:: Recorded information

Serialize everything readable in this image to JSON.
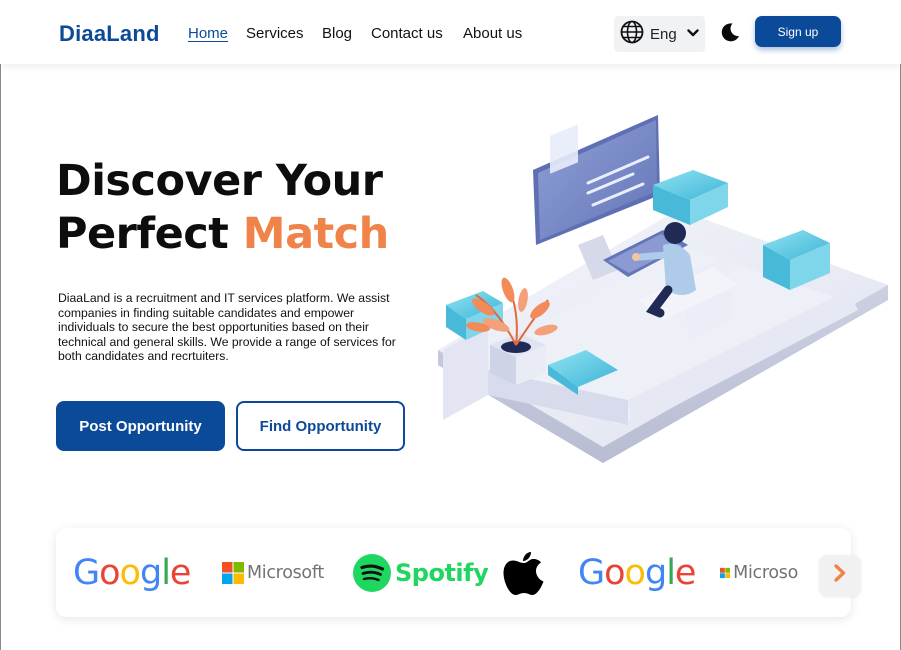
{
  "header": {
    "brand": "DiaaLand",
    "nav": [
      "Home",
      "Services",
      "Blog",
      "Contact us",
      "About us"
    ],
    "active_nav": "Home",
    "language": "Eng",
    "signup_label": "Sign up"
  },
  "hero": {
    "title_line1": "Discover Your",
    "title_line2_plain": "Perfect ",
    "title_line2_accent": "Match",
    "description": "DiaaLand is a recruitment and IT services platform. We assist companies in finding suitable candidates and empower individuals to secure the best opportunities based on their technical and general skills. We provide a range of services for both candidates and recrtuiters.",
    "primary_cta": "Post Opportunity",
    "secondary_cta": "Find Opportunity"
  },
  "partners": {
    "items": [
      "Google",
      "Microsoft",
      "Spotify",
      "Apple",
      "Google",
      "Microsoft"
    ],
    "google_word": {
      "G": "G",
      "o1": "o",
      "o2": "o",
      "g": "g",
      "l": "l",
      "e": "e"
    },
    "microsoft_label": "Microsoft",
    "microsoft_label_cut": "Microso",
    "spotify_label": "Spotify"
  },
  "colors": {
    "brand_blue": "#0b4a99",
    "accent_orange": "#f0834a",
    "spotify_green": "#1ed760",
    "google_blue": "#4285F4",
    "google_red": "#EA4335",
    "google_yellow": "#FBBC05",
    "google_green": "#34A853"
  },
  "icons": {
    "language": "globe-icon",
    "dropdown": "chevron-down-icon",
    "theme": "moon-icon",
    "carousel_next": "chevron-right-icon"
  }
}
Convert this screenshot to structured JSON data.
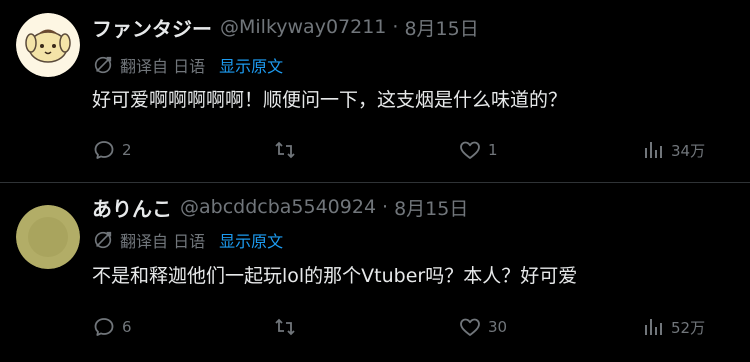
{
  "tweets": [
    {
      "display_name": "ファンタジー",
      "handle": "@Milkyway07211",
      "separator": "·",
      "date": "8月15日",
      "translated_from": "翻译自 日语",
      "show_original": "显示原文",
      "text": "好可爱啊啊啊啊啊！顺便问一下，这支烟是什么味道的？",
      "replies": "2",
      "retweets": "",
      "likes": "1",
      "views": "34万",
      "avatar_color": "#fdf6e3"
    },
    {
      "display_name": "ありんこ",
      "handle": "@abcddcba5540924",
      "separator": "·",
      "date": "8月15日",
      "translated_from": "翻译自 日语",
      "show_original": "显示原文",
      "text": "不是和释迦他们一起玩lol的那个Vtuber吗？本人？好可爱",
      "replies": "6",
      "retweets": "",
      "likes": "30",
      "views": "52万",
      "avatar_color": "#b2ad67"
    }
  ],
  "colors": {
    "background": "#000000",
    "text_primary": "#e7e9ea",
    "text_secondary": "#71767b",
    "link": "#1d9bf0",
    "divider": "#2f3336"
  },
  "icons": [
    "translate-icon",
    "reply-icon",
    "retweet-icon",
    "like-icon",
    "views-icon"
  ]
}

::::

[Job] Pick out every line with the string "this" and copy it.

[Complete response]
Serialize everything readable in this image to JSON.
Convert this screenshot to structured JSON data.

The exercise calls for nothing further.